Job
Extract the whole listing as it stands. Do not include the pictures.
[START Available data]
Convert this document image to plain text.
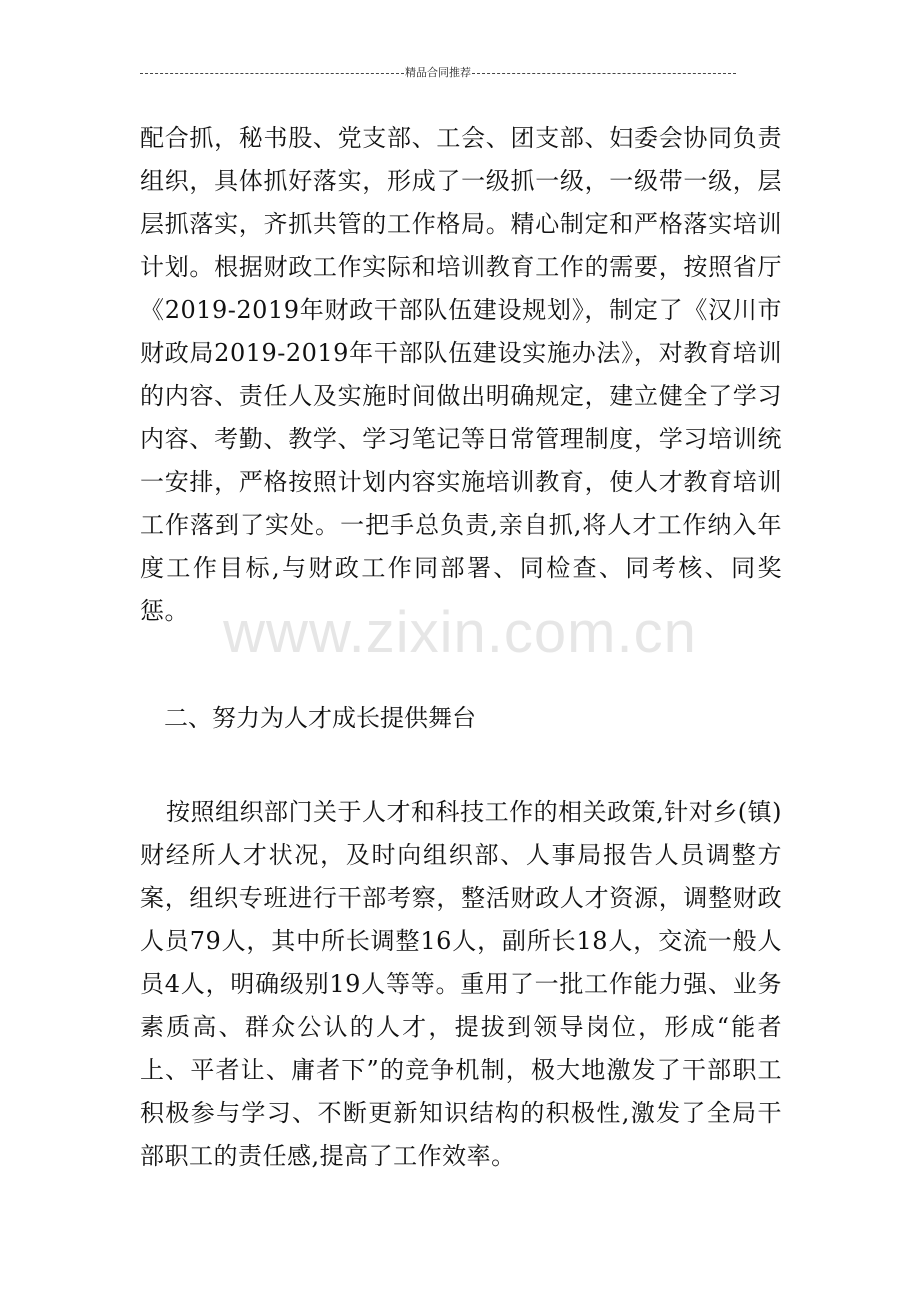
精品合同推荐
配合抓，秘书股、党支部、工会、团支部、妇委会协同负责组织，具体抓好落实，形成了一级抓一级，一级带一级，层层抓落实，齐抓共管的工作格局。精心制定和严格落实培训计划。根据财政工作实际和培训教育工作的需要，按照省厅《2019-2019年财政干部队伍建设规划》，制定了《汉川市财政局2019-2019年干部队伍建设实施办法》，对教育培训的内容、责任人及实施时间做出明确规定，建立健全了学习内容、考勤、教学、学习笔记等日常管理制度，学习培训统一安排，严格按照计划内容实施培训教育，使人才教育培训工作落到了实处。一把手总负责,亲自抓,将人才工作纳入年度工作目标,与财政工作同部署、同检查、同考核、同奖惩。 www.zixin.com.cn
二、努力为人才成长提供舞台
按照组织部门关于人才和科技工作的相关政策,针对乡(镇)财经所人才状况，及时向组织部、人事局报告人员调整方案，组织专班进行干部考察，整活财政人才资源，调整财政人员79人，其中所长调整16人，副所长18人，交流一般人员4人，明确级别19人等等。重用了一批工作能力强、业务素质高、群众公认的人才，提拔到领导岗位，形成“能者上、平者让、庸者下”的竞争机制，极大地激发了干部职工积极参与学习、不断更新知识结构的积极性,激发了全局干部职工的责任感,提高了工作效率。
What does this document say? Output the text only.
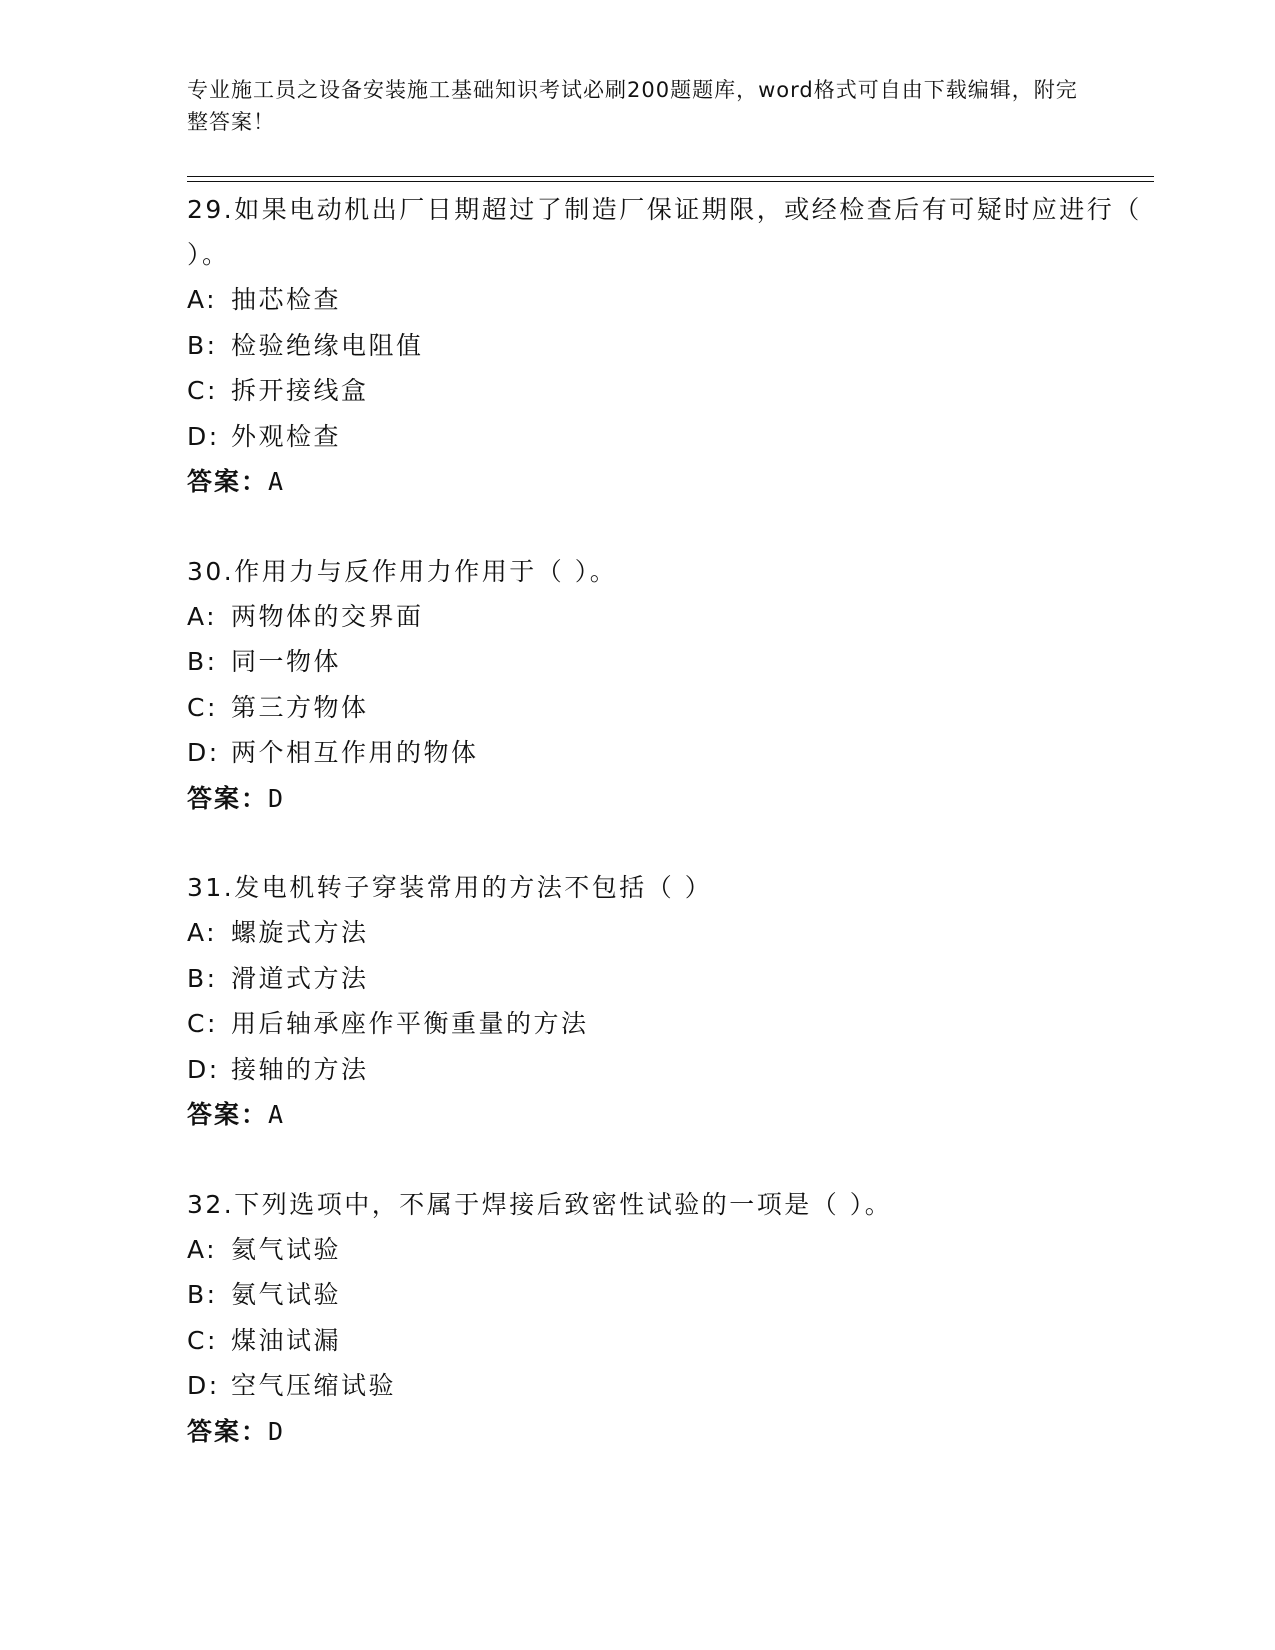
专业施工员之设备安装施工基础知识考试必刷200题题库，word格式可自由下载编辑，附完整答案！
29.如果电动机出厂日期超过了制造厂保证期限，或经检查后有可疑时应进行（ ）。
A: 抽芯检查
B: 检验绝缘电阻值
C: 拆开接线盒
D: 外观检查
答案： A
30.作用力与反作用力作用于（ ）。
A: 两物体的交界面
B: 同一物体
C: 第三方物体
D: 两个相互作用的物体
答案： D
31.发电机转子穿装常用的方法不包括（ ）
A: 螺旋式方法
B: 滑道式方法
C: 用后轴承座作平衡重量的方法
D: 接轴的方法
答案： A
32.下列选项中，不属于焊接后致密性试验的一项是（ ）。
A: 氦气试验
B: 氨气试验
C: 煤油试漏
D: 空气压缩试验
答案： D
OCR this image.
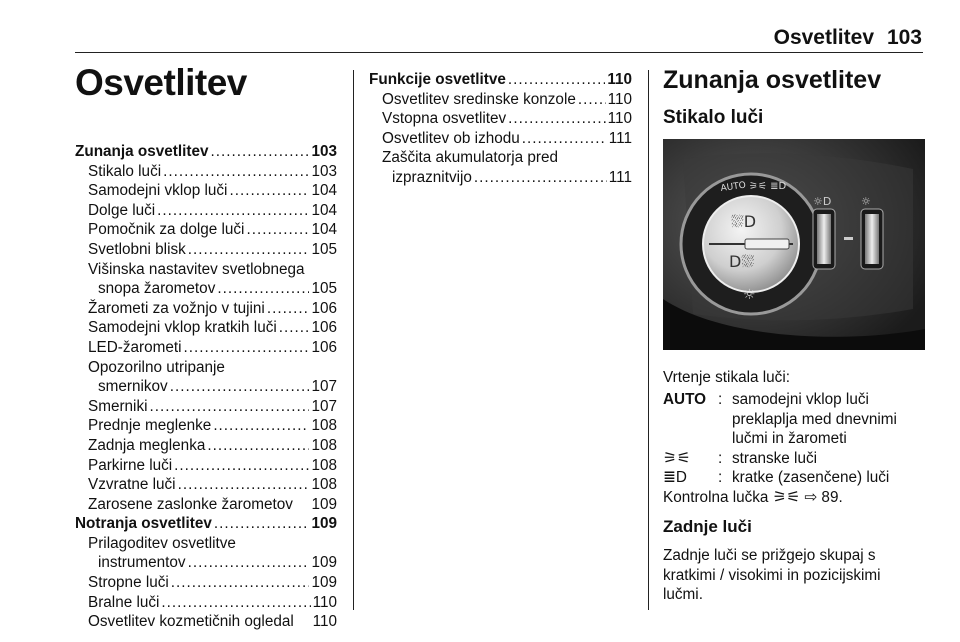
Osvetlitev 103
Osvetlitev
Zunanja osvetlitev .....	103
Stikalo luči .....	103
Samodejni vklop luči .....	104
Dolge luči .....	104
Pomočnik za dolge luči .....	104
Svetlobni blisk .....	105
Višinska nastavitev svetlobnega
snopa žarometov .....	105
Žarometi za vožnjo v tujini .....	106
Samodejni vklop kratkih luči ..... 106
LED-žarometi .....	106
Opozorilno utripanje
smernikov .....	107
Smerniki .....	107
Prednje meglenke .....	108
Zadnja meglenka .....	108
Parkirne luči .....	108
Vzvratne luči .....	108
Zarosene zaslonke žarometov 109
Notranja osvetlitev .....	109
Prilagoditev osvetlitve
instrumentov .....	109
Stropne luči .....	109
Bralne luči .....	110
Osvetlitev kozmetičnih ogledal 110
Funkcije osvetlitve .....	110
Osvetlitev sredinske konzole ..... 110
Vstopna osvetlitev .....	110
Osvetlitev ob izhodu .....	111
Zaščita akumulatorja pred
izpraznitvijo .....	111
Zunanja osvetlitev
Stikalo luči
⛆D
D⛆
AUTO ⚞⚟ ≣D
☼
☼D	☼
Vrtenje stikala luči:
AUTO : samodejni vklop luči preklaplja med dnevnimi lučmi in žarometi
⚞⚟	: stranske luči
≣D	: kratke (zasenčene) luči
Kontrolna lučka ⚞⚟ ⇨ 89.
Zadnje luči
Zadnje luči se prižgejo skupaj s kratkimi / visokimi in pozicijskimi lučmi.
[END Available data]
Completed task
Convert this document image to plain text.
精品合同推荐
配合抓，秘书股、党支部、工会、团支部、妇委会协同负责组织，具体抓好落实，形成了一级抓一级，一级带一级，层层抓落实，齐抓共管的工作格局。精心制定和严格落实培训计划。根据财政工作实际和培训教育工作的需要，按照省厅《2019-2019年财政干部队伍建设规划》，制定了《汉川市财政局2019-2019年干部队伍建设实施办法》，对教育培训的内容、责任人及实施时间做出明确规定，建立健全了学习内容、考勤、教学、学习笔记等日常管理制度，学习培训统一安排，严格按照计划内容实施培训教育，使人才教育培训工作落到了实处。一把手总负责,亲自抓,将人才工作纳入年度工作目标,与财政工作同部署、同检查、同考核、同奖惩。 www.zixin.com.cn
二、努力为人才成长提供舞台
按照组织部门关于人才和科技工作的相关政策,针对乡(镇)财经所人才状况，及时向组织部、人事局报告人员调整方案，组织专班进行干部考察，整活财政人才资源，调整财政人员79人，其中所长调整16人，副所长18人，交流一般人员4人，明确级别19人等等。重用了一批工作能力强、业务素质高、群众公认的人才，提拔到领导岗位，形成“能者上、平者让、庸者下”的竞争机制，极大地激发了干部职工积极参与学习、不断更新知识结构的积极性,激发了全局干部职工的责任感,提高了工作效率。
What does this document say? Output the text only.
专业施工员之设备安装施工基础知识考试必刷200题题库，word格式可自由下载编辑，附完整答案！
29.如果电动机出厂日期超过了制造厂保证期限，或经检查后有可疑时应进行（ ）。
A: 抽芯检查
B: 检验绝缘电阻值
C: 拆开接线盒
D: 外观检查
答案： A
30.作用力与反作用力作用于（ ）。
A: 两物体的交界面
B: 同一物体
C: 第三方物体
D: 两个相互作用的物体
答案： D
31.发电机转子穿装常用的方法不包括（ ）
A: 螺旋式方法
B: 滑道式方法
C: 用后轴承座作平衡重量的方法
D: 接轴的方法
答案： A
32.下列选项中，不属于焊接后致密性试验的一项是（ ）。
A: 氦气试验
B: 氨气试验
C: 煤油试漏
D: 空气压缩试验
答案： D
OCR this image.
Osvetlitev 103
Osvetlitev
Zunanja osvetlitev .....	103
Stikalo luči .....	103
Samodejni vklop luči .....	104
Dolge luči .....	104
Pomočnik za dolge luči .....	104
Svetlobni blisk .....	105
Višinska nastavitev svetlobnega
snopa žarometov .....	105
Žarometi za vožnjo v tujini .....	106
Samodejni vklop kratkih luči ..... 106
LED-žarometi .....	106
Opozorilno utripanje
smernikov .....	107
Smerniki .....	107
Prednje meglenke .....	108
Zadnja meglenka .....	108
Parkirne luči .....	108
Vzvratne luči .....	108
Zarosene zaslonke žarometov 109
Notranja osvetlitev .....	109
Prilagoditev osvetlitve
instrumentov .....	109
Stropne luči .....	109
Bralne luči .....	110
Osvetlitev kozmetičnih ogledal 110
Funkcije osvetlitve .....	110
Osvetlitev sredinske konzole ..... 110
Vstopna osvetlitev .....	110
Osvetlitev ob izhodu .....	111
Zaščita akumulatorja pred
izpraznitvijo .....	111
Zunanja osvetlitev
Stikalo luči
⛆D
D⛆
AUTO ⚞⚟ ≣D
☼
☼D	☼
Vrtenje stikala luči:
AUTO : samodejni vklop luči preklaplja med dnevnimi lučmi in žarometi
⚞⚟	: stranske luči
≣D	: kratke (zasenčene) luči
Kontrolna lučka ⚞⚟ ⇨ 89.
Zadnje luči
Zadnje luči se prižgejo skupaj s kratkimi / visokimi in pozicijskimi lučmi.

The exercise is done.